:: Provided entries

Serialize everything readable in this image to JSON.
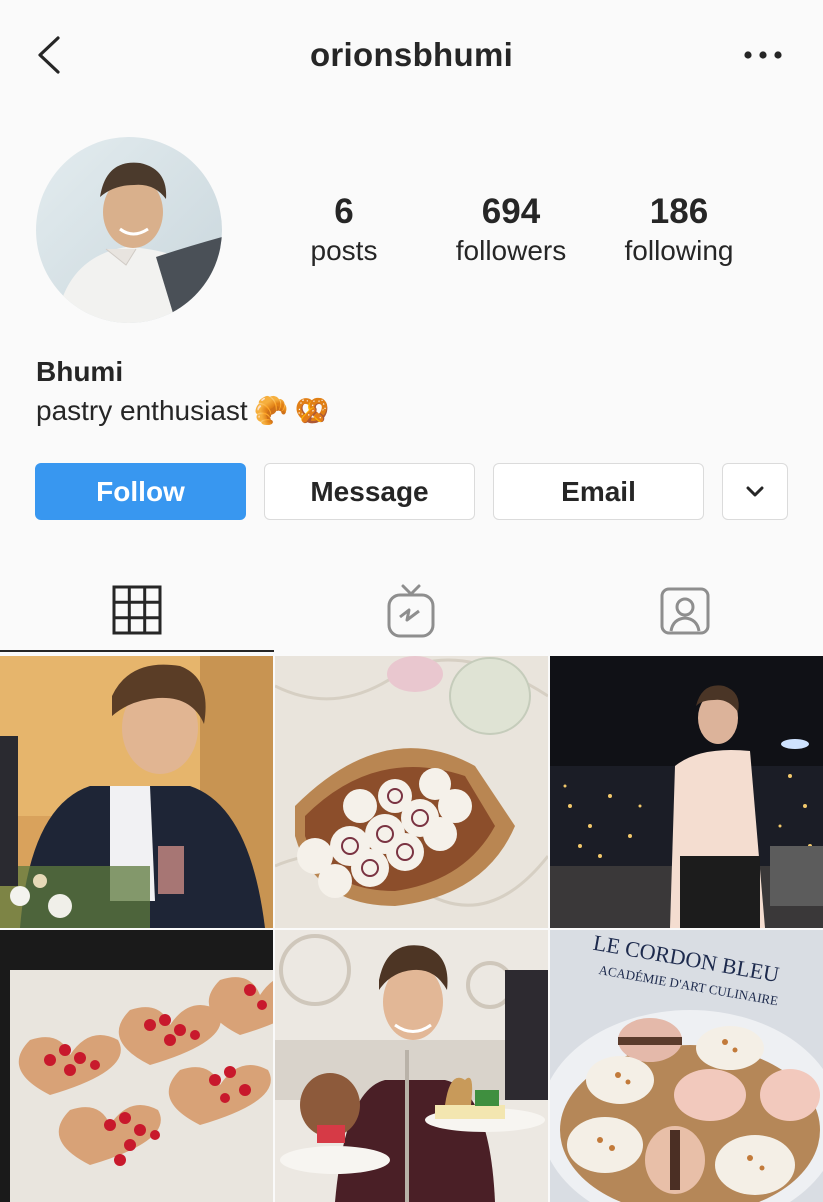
{
  "header": {
    "username": "orionsbhumi",
    "back_icon": "chevron-left-icon",
    "more_icon": "more-horizontal-icon"
  },
  "profile": {
    "name": "Bhumi",
    "bio": "pastry enthusiast",
    "bio_emojis": [
      "🥐",
      "🥨"
    ],
    "stats": [
      {
        "value": "6",
        "label": "posts"
      },
      {
        "value": "694",
        "label": "followers"
      },
      {
        "value": "186",
        "label": "following"
      }
    ]
  },
  "actions": {
    "follow": "Follow",
    "message": "Message",
    "email": "Email",
    "dropdown_icon": "chevron-down-icon"
  },
  "tabs": [
    {
      "icon": "grid-icon",
      "active": true
    },
    {
      "icon": "igtv-icon",
      "active": false
    },
    {
      "icon": "tagged-icon",
      "active": false
    }
  ],
  "posts": [
    {
      "subject": "man in navy blazer at dining table"
    },
    {
      "subject": "cinnamon rolls with icing"
    },
    {
      "subject": "man standing on terrace over night city"
    },
    {
      "subject": "strawberry heart tarts on baking tray"
    },
    {
      "subject": "man at afternoon tea with pastry stand"
    },
    {
      "subject": "macarons at Le Cordon Bleu"
    }
  ],
  "post_text": {
    "le_cordon_bleu": "LE CORDON BLEU",
    "academie": "ACADÉMIE D'ART CULINAIRE"
  },
  "colors": {
    "accent": "#3897f0",
    "text": "#262626",
    "border": "#dbdbdb",
    "background": "#fafafa"
  }
}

::::

## Work required
Reproduce every entry exactly, but omit each picture.

## Reply
Serialize everything readable in this image to JSON.
{
  "header": {
    "username": "orionsbhumi",
    "back_icon": "chevron-left-icon",
    "more_icon": "more-horizontal-icon"
  },
  "profile": {
    "name": "Bhumi",
    "bio": "pastry enthusiast",
    "bio_emojis": [
      "🥐",
      "🥨"
    ],
    "stats": [
      {
        "value": "6",
        "label": "posts"
      },
      {
        "value": "694",
        "label": "followers"
      },
      {
        "value": "186",
        "label": "following"
      }
    ]
  },
  "actions": {
    "follow": "Follow",
    "message": "Message",
    "email": "Email",
    "dropdown_icon": "chevron-down-icon"
  },
  "tabs": [
    {
      "icon": "grid-icon",
      "active": true
    },
    {
      "icon": "igtv-icon",
      "active": false
    },
    {
      "icon": "tagged-icon",
      "active": false
    }
  ],
  "posts": [
    {
      "subject": "man in navy blazer at dining table"
    },
    {
      "subject": "cinnamon rolls with icing"
    },
    {
      "subject": "man standing on terrace over night city"
    },
    {
      "subject": "strawberry heart tarts on baking tray"
    },
    {
      "subject": "man at afternoon tea with pastry stand"
    },
    {
      "subject": "macarons at Le Cordon Bleu"
    }
  ],
  "post_text": {
    "le_cordon_bleu": "LE CORDON BLEU",
    "academie": "ACADÉMIE D'ART CULINAIRE"
  },
  "colors": {
    "accent": "#3897f0",
    "text": "#262626",
    "border": "#dbdbdb",
    "background": "#fafafa"
  }
}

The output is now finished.